• REQUIREMENTS:
1) According to the abstract on FEC coding and congestion control, what should FEC coding mechanisms not hide?
2) Carry on the Internet-Draft about coding and congestion control in transport, starting right after its abstract.

• EXTRACT TO READ:
--------------------------------------------------

NWCRG                                                            N. Kuhn
Internet-Draft                                                      CNES
Intended status: Informational                                 E. Lochin
Expires: January 10, 2021                                   ISAE-SUPAERO
                                                               F. Michel
                                                               UCLouvain
                                                                M. Welzl
                                                      University of Oslo
                                                            July 9, 2020


               Coding and congestion control in transport
               draft-irtf-nwcrg-coding-and-congestion-03

Abstract

   FEC coding is a reliability mechanism that is distinct and separate
   from the loss detection of congestion controls.  Using FEC coding can
   be a useful way to deal with transfer tail losses or with networks
   having non-congestion losses.  However, FEC coding mechanisms should
   not hide congestion signals.  This memo offers a discussion of how
   FEC coding and congestion control can coexist.  Another objective is
   to encourage the research community to also consider congestion
   control aspects when proposing and comparing FEC coding solutions in
   communication systems.

--------------------------------------------------

• AVAILABLE DATA:

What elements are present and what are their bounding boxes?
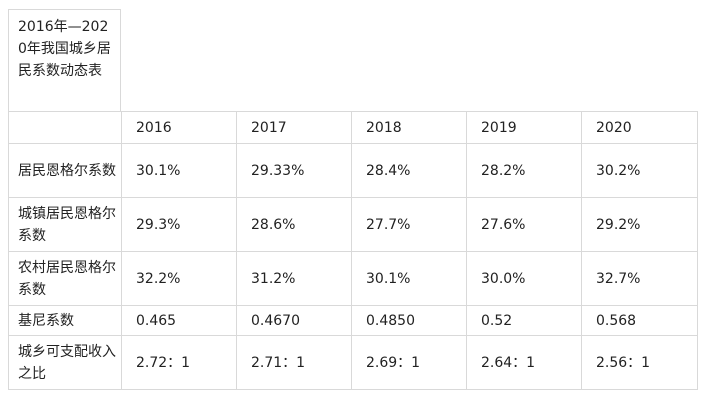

--------------------------------------------------

• TASK-BY-TASK OUTPUTS:
1) Congestion signals.

2)
   This document is the product of the Coding for Efficient Network
   Communications Research Group (NWCRG).  The scope of the document is
   end-to-end communications: FEC coding for tunnels is out-of-the scope
   of the document.

Status of This Memo

   This Internet-Draft is submitted in full conformance with the
   provisions of BCP 78 and BCP 79.

   Internet-Drafts are working documents of the Internet Engineering
   Task Force (IETF).  Note that other groups may also distribute
   working documents as Internet-Drafts.  The list of current Internet-
   Drafts is at https://datatracker.ietf.org/drafts/current/.

   Internet-Drafts are draft documents valid for a maximum of six months
   and may be updated, replaced, or obsoleted by other documents at any
   time.  It is inappropriate to use Internet-Drafts as reference
   material or to cite them other than as "work in progress."

   This Internet-Draft will expire on January 10, 2021.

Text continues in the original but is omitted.